#### Document extract:
========
Boulder-based Clovis Oncology Inc. (Nasdaq: CLVS) reported a net loss of $21 million for the fourth quarter, following a “disappointing outcome” for a key pancreatic cancer drug study in November. Clovis reported a net loss of $74 million in 2012. That compared to a net loss of $14.9 million for the fourth quarter of 2011 and a loss of $55.6 million for all of 2011.

Niwot-based Boulder Brands Inc. (Nasdaq: BDBD) reported profit of $49.5 million in fourth quarter 2012, an increase of 36.1 percent from the same period a year earlier. Boulder Brands sells gluten-free and natural food s through the brands of Udi’s, Glutino and Earth Balance. Profit was $36.4 million in the fourth quarter of 2011. Revenue for the fourth quarter was $113 million, a 34.7 percent increase from revenue of $83.9 million for the same quarter in 2011.

Longmont-based DigitalGlobe Inc. (NYSE: DGI) reported a net profit of $17.1 million in fourth quarter 2012, driven in large part by a government contract with the National Geospatial Intelligence Agency. For all of 2012, DigitalGlobe reported a net profit of $39 million. The 2012 company profits compared positively with a net loss of $27 million in fourth quarter 2011 and a net loss of 28.1 million for that year. Fourth-quarter 2012 revenue was $125.4 million, and full-year 2012 revenue was $421.4 million.

CONTRACTS

Boulder-based Campus Publishers added the University of Montana to its family of approximately 40 Official University Visitor Guides. The guide will reach 40,000 members of the UMT community. The company publishes the University of Colorado and University of Northern Colorado guides.
========
#### Supplied records:
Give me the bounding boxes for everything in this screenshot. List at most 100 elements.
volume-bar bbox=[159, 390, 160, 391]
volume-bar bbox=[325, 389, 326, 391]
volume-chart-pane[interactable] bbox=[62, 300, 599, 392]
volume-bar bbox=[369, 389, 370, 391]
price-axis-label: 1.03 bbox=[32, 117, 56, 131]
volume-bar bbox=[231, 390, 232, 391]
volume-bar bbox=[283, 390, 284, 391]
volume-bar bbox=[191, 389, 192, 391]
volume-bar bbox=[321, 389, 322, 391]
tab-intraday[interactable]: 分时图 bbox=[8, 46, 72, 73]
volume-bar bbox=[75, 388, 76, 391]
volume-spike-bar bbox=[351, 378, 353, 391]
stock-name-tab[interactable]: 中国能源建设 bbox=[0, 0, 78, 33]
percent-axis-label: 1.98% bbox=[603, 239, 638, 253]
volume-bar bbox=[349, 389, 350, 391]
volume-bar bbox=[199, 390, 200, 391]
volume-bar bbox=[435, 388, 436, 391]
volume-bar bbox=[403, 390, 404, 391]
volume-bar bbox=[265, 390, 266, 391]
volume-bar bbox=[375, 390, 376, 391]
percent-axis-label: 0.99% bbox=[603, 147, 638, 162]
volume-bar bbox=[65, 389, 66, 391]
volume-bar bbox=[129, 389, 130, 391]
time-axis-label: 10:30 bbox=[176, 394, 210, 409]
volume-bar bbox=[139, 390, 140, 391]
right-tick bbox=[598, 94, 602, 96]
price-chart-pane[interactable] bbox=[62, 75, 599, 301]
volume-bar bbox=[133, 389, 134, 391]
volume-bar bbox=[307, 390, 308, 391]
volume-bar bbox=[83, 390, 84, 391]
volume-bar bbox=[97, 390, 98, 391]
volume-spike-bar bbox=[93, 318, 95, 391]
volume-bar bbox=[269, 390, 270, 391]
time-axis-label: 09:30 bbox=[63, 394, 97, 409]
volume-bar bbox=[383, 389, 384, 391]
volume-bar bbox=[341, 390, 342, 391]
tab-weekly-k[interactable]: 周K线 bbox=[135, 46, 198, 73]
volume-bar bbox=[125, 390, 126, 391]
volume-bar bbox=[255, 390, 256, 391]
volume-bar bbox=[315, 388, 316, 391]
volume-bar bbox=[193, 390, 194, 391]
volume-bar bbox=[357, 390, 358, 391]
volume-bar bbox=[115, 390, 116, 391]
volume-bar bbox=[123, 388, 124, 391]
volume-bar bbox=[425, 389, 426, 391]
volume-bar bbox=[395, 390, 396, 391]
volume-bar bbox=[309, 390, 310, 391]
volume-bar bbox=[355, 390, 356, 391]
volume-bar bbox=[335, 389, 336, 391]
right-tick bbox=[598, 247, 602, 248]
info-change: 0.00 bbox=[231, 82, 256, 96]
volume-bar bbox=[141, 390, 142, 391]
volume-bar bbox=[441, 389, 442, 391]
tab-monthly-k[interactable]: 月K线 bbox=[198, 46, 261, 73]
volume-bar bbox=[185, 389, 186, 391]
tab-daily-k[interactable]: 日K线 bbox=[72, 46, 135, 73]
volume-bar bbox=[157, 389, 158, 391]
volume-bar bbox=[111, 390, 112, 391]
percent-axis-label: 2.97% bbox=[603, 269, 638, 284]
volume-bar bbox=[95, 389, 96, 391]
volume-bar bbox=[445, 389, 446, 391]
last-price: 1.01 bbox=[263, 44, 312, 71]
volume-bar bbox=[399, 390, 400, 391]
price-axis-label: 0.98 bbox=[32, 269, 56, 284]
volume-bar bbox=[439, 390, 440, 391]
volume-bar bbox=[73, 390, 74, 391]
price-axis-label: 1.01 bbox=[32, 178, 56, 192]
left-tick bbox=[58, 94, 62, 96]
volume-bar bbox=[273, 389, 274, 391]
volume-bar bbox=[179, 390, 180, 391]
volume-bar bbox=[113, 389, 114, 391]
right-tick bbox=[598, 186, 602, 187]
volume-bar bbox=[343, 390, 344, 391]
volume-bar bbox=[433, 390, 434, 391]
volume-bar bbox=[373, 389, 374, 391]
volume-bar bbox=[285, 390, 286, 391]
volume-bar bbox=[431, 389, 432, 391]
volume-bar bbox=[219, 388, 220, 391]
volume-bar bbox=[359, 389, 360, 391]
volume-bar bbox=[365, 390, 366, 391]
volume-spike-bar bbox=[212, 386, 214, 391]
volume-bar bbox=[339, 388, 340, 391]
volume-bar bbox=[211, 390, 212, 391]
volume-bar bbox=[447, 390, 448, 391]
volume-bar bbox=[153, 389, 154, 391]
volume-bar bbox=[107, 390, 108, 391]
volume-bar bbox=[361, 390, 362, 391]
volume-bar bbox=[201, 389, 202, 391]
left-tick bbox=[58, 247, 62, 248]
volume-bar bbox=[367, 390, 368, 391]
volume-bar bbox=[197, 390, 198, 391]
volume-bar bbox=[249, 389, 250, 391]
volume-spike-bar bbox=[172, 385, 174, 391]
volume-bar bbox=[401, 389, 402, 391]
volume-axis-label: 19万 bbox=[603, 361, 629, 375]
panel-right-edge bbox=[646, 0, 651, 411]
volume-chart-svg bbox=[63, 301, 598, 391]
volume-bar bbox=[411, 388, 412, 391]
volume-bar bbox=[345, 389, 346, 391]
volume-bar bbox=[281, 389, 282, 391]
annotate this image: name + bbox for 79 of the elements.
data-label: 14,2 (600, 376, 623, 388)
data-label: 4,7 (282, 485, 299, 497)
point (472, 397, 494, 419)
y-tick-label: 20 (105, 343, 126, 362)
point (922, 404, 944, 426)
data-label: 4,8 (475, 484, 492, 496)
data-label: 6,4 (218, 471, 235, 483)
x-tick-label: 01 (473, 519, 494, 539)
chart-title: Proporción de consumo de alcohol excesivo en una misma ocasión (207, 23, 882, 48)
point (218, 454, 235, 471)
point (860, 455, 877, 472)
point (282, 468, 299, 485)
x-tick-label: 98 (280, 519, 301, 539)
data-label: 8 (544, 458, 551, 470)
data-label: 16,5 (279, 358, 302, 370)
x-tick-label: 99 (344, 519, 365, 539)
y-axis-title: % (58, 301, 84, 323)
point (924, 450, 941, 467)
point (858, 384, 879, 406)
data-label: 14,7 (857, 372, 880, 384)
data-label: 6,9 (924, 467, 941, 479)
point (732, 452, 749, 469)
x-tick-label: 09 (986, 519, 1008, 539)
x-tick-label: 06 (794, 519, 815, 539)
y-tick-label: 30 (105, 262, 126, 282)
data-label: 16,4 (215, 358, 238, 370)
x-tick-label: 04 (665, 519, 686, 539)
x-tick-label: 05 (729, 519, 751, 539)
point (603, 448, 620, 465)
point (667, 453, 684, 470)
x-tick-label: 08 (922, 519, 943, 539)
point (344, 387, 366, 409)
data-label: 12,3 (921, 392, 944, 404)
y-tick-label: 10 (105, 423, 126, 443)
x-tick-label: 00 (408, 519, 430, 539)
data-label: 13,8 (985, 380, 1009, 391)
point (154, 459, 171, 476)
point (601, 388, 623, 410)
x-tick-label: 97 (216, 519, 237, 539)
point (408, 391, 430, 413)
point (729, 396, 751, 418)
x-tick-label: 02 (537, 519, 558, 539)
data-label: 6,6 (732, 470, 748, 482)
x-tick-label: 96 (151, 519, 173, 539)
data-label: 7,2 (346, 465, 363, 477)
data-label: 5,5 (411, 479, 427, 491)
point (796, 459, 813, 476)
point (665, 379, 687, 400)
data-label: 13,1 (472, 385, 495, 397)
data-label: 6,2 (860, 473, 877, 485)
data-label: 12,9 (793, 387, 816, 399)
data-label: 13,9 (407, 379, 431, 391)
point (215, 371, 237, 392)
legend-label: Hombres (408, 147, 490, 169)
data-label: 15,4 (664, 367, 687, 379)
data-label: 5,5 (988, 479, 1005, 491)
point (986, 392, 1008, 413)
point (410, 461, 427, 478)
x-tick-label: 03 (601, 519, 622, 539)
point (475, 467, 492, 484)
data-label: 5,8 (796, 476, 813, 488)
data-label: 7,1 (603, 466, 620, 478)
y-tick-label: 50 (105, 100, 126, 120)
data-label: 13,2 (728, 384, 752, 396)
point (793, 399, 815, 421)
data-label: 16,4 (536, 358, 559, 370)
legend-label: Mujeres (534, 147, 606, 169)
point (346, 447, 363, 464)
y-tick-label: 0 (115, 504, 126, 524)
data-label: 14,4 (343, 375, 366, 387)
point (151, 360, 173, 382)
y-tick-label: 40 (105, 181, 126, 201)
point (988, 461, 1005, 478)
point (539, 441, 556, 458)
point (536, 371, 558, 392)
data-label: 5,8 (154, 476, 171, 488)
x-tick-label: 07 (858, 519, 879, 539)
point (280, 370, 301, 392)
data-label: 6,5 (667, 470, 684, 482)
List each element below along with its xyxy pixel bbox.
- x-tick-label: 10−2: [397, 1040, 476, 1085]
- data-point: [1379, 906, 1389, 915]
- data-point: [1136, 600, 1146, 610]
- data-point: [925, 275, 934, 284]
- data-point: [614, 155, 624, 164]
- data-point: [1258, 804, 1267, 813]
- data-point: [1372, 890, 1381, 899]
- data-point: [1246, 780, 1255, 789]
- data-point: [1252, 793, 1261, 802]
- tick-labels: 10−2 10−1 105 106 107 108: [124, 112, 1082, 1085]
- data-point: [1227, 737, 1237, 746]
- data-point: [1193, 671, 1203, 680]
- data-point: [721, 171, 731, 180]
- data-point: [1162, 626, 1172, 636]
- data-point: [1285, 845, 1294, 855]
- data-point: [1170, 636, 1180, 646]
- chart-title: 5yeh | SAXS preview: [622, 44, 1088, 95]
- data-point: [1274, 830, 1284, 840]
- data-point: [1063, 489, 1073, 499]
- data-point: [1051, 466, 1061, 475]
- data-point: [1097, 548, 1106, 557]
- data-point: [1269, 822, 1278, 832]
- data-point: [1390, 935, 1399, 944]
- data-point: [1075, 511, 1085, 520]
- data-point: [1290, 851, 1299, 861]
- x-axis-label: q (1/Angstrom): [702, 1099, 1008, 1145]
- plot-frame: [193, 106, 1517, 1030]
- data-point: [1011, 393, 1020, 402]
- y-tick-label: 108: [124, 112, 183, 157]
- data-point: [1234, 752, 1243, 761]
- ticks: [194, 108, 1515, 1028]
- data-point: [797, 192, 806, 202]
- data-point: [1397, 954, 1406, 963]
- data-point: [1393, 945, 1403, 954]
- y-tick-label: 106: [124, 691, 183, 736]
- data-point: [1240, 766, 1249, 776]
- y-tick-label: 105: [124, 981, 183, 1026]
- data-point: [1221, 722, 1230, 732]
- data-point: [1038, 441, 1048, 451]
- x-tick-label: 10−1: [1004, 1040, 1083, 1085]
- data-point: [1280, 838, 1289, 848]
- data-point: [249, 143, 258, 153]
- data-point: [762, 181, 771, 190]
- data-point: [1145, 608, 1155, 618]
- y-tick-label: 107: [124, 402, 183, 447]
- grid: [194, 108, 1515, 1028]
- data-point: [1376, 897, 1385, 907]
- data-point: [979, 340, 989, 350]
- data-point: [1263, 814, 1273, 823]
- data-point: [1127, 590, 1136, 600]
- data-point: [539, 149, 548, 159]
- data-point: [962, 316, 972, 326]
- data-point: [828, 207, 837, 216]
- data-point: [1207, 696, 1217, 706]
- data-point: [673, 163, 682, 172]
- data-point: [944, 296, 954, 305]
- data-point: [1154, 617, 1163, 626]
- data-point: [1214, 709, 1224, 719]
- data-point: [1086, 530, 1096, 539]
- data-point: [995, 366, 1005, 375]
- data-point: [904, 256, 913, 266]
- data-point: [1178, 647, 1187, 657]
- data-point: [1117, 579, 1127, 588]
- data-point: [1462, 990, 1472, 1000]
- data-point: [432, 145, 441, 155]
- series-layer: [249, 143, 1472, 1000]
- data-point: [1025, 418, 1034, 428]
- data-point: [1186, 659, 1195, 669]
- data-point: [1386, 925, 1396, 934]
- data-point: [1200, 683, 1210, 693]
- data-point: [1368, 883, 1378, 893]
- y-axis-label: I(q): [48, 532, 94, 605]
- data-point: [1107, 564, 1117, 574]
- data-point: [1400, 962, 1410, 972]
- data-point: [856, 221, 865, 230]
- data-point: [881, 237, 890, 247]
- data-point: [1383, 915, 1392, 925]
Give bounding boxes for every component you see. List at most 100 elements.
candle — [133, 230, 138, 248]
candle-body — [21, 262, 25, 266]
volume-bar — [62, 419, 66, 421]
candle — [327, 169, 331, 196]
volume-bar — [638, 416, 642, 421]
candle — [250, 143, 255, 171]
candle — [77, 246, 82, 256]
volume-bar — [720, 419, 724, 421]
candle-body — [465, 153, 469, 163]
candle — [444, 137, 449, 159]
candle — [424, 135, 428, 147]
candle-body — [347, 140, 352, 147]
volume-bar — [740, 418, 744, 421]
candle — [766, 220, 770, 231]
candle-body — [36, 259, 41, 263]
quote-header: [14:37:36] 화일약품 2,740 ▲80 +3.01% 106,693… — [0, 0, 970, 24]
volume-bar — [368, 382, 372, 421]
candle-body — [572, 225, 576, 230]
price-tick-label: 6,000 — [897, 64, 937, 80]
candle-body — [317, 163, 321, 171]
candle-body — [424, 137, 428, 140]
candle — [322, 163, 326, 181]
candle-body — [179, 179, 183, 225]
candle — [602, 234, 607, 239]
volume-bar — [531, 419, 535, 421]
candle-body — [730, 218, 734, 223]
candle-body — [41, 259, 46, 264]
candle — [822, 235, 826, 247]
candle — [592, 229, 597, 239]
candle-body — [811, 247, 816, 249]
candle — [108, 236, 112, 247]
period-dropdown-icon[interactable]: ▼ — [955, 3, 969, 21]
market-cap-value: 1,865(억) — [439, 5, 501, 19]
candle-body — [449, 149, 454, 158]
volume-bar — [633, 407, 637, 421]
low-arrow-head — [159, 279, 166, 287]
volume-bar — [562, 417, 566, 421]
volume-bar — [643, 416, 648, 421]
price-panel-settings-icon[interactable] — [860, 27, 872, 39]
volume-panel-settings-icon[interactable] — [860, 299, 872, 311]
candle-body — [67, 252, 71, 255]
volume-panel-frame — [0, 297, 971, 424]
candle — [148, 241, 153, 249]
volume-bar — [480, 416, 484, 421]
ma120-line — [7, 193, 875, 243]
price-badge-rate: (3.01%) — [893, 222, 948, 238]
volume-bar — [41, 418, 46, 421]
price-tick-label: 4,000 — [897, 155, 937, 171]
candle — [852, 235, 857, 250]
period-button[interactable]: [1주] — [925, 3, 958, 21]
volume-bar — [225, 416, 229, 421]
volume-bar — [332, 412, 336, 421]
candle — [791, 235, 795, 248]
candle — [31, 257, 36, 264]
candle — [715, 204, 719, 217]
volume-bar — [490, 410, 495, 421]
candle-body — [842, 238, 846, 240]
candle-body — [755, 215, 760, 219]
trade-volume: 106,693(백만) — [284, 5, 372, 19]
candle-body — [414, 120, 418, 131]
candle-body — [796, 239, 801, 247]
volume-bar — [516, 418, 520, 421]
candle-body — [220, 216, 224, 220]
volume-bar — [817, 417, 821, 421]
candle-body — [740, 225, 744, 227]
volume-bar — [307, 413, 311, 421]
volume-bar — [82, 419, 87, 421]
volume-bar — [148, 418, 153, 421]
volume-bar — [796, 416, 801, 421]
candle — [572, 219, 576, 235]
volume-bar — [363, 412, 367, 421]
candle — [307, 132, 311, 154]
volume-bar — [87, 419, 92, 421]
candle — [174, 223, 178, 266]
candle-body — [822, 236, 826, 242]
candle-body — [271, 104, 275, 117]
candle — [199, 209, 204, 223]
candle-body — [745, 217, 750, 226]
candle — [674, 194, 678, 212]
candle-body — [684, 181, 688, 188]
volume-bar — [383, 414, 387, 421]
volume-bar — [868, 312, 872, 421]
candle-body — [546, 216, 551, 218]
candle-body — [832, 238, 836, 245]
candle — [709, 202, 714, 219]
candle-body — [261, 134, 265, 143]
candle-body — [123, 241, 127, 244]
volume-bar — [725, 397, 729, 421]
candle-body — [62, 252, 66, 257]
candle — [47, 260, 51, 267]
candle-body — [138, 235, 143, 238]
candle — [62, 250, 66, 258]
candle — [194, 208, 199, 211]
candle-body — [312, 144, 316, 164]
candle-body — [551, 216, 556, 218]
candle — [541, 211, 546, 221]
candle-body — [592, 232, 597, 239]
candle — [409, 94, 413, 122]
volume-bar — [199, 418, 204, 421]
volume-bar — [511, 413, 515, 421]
========
#### About this exercise:
Set down the full business news roundup word for word. The entries have no connection to the business news roundup.

#### Task solution:
Boulder-based Clovis Oncology Inc. (Nasdaq: CLVS) reported a net loss of $21 million for the fourth quarter, following a “disappointing outcome” for a key pancreatic cancer drug study in November. Clovis reported a net loss of $74 million in 2012. That compared to a net loss of $14.9 million for the fourth quarter of 2011 and a loss of $55.6 million for all of 2011.

Niwot-based Boulder Brands Inc. (Nasdaq: BDBD) reported profit of $49.5 million in fourth quarter 2012, an increase of 36.1 percent from the same period a year earlier. Boulder Brands sells gluten-free and natural food s through the brands of Udi’s, Glutino and Earth Balance. Profit was $36.4 million in the fourth quarter of 2011. Revenue for the fourth quarter was $113 million, a 34.7 percent increase from revenue of $83.9 million for the same quarter in 2011.

Longmont-based DigitalGlobe Inc. (NYSE: DGI) reported a net profit of $17.1 million in fourth quarter 2012, driven in large part by a government contract with the National Geospatial Intelligence Agency. For all of 2012, DigitalGlobe reported a net profit of $39 million. The 2012 company profits compared positively with a net loss of $27 million in fourth quarter 2011 and a net loss of 28.1 million for that year. Fourth-quarter 2012 revenue was $125.4 million, and full-year 2012 revenue was $421.4 million.

CONTRACTS

Boulder-based Campus Publishers added the University of Montana to its family of approximately 40 Official University Visitor Guides. The guide will reach 40,000 members of the UMT community. The company publishes the University of Colorado and University of Northern Colorado guides.